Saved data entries
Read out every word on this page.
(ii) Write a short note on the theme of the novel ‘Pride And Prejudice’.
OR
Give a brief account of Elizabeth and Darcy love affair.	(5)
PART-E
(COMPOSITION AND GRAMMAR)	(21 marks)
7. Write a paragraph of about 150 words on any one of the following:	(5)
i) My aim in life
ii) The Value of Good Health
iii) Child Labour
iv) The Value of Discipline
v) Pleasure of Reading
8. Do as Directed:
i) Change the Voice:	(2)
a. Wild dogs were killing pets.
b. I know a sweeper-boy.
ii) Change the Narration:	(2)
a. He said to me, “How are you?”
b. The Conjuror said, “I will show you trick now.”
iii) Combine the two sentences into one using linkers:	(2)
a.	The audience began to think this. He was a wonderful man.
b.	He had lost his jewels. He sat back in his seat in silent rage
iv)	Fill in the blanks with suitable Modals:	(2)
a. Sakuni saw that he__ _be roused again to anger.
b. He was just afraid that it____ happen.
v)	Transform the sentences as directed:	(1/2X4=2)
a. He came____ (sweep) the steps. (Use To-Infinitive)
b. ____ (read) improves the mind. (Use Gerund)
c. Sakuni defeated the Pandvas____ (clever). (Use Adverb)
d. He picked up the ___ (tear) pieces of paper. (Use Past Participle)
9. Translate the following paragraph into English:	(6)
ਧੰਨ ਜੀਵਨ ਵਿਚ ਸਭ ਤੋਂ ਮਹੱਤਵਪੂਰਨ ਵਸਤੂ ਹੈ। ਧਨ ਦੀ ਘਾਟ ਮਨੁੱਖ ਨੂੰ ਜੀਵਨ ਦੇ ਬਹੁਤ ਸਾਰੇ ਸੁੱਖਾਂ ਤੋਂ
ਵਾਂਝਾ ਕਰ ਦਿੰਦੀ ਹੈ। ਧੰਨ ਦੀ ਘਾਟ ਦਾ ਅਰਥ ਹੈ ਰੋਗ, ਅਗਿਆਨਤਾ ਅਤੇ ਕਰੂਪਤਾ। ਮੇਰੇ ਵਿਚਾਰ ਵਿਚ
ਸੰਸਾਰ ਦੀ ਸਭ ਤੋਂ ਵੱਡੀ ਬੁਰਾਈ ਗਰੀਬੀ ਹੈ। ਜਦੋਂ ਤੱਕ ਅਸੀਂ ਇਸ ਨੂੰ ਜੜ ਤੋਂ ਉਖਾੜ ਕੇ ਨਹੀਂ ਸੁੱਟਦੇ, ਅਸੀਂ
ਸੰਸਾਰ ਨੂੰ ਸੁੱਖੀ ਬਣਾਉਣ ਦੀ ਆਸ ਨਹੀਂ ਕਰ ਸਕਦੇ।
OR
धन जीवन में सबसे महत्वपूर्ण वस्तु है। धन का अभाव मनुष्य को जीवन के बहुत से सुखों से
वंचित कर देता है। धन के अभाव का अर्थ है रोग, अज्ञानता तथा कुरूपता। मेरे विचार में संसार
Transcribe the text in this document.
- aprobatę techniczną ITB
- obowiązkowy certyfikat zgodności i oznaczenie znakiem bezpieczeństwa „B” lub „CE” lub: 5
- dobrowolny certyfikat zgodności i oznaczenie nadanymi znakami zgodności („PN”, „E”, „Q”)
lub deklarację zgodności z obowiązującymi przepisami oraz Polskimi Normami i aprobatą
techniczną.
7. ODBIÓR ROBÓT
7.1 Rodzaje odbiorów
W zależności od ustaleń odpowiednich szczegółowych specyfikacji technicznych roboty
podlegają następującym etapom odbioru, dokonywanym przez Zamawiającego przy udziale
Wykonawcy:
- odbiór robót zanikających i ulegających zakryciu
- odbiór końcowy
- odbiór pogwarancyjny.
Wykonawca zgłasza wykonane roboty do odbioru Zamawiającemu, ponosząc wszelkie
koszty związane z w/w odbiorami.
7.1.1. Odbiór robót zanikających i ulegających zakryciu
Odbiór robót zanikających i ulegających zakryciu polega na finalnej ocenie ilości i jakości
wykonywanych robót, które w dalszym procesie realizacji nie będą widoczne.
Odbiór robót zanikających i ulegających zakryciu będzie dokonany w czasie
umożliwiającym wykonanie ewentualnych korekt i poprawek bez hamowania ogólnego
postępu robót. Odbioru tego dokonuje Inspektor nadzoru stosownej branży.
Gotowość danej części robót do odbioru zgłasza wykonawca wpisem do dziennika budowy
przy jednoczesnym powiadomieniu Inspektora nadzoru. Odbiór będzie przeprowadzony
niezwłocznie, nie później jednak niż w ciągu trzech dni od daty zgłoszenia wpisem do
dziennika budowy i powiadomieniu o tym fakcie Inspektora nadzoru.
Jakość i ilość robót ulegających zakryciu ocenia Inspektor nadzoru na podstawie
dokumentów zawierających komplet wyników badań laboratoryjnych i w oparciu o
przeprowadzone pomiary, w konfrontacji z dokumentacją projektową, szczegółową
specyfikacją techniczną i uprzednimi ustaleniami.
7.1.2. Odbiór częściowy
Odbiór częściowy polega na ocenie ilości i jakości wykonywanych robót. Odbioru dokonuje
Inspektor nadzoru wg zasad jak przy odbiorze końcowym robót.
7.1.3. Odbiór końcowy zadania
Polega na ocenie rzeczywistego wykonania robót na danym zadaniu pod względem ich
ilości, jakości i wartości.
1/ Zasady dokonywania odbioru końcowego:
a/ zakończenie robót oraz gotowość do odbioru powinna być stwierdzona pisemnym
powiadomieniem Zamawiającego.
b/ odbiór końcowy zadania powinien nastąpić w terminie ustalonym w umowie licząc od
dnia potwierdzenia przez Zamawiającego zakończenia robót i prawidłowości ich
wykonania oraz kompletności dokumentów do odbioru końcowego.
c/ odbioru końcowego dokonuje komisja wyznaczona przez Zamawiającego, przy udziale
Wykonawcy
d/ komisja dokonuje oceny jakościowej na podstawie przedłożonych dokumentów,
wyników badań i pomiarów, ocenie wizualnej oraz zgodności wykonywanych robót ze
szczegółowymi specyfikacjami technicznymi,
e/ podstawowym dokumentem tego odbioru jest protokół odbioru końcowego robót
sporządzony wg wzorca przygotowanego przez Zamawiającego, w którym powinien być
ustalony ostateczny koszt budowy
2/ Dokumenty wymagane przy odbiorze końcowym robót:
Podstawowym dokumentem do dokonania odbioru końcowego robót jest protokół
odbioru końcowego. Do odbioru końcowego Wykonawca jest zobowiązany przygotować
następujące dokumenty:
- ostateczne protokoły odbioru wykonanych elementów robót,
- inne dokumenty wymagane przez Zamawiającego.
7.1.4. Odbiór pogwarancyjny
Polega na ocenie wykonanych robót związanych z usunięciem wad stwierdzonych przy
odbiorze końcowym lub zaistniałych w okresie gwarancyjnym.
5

Exercise goal » Report every line containing the word "wykonania" from the listing above.

The response »
Polega na ocenie rzeczywistego wykonania robót na danym zadaniu pod względem ich
wykonania oraz kompletności dokumentów do odbioru końcowego.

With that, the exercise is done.